TASKS TO COMPLETE -
(a) Translate this sentence from the text on the new Rodrigue Gallery below into Spanish: "Pere Antoine used the space as a kitchen garden, feeding the church’s monks."
(b) According to the text on the new Rodrigue Gallery below, which floor of its building does the gallery occupy?

TEXT -
-- BEGIN --

Although outward appearances suggest a simple move across the street, the change holds resounding significance for an artist who longed for a gallery of his own and who remains deeply connected to an historical city. The week we signed the purchase papers, the Monseigneur himself called to ‘welcome us to the neighborhood,’ despite a relocation of no more than twenty feet.
The new Rodrigue Gallery takes up an enormous space on the bottom floor of a four-story historic French Quarter building. For now, we rent out all but two apartments on the upper floors, destined in our dreams to be the Rodrigue Museum. A small second floor space overlooks Pere Antoine Alley, named for a popular pastor from 1774 until his death in 1829. Together with his friend, Voodoo Priestess Marie Laveau, they focused their efforts on assisting New Orleans’ large slave population, especially women and children.
Across Pere Antoine Alley, our second-floor vantage grants an excellent view of St. Anthony’s Garden, the green space directly behind St. Louis Cathedral. The space dates back to the early 1700s as not only a garden, but also a place for gatherings, markets, meals, rental property, and even a temporary church. Pere Antoine used the space as a kitchen garden, feeding the church’s monks.
(pictured, St. Anthony’s Garden as it looks today)
According to a recent excavation project by the University of Chicago’s Anthropology Department, this peaceful French Quarter anomaly holds secrets to American history:
“The site exceeded expectations in its ability to reveal how the early city was constructed – from its earliest temporary architecture (ca. 1717-1726) and the meals that Governor Bienville’s pioneers were eating, to the unexpected influence of Native Americans in the form of hybrid pottery, decorated pipe bowls, and a hut with an axe-hewn rectangular European form and possible palmetto thatch walls of Native American technique.”
Furthermore, the excavations turned up interesting finds of clothing, accessories, coins, and other items from late eighteenth and early nineteenth century New Orleans, when Orleans Street and its raised sidewalks* continued past Royal Street, ending at the church’s back door.
(*Early man-made levees along the Mississippi River extended a mere four to six feet in height, meaning that the city often flowed with water)
With a significant purchase of property in this, a unique and historical American city, comes responsibility. George Rodrigue recognized this from the start and spent nearly a year shoring up walls, replacing dangerous and outdated electrical wiring, and above all else, focusing on general clean-up. With the gallery open and the building near-completed (although admittedly an indefinite work-in-progress), we now focus our attention on the green space known as St. Anthony’s Garden, named for Anthony of Lisbon and Padua (1195-1231*), ‘finder of lost things’ and ‘protector of childless women,’ and located behind St. Louis Cathedral.

-- END --

INFORMATION PROVIDED -

-- BEGIN --

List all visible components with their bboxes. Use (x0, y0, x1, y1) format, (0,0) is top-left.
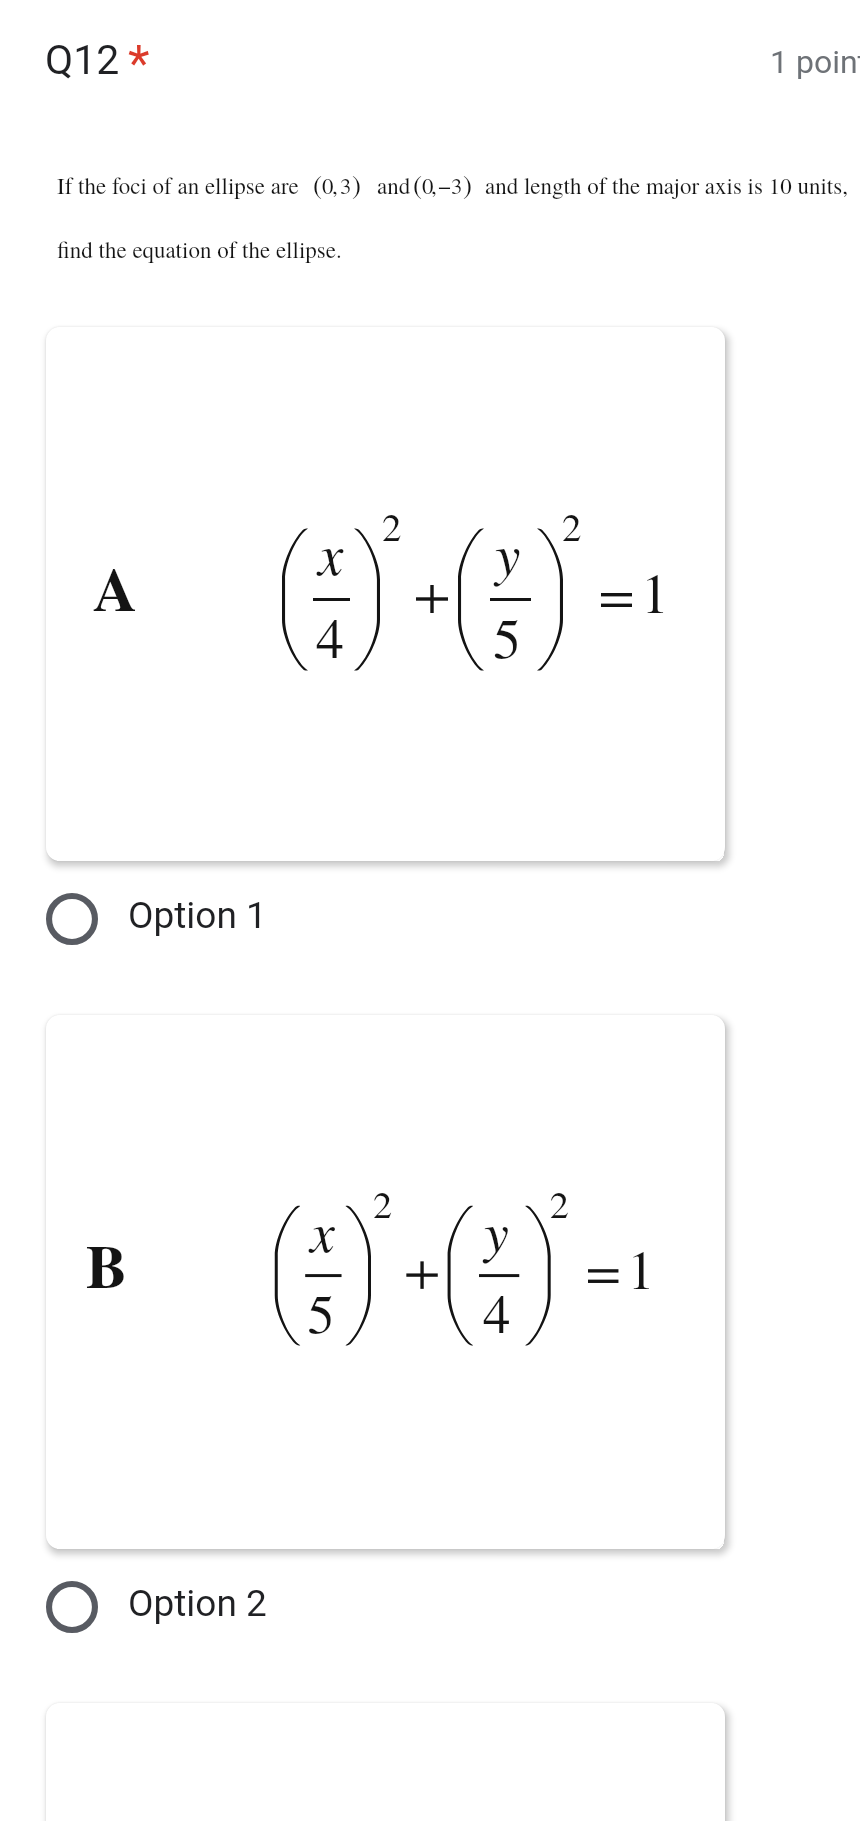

-- END --

ANSWERS TO EACH TASK -
(a) Pere Antoine usaba el espacio como huerto, con el que alimentaba a los monjes de la iglesia.

(b) The bottom floor of a four-story historic French Quarter building.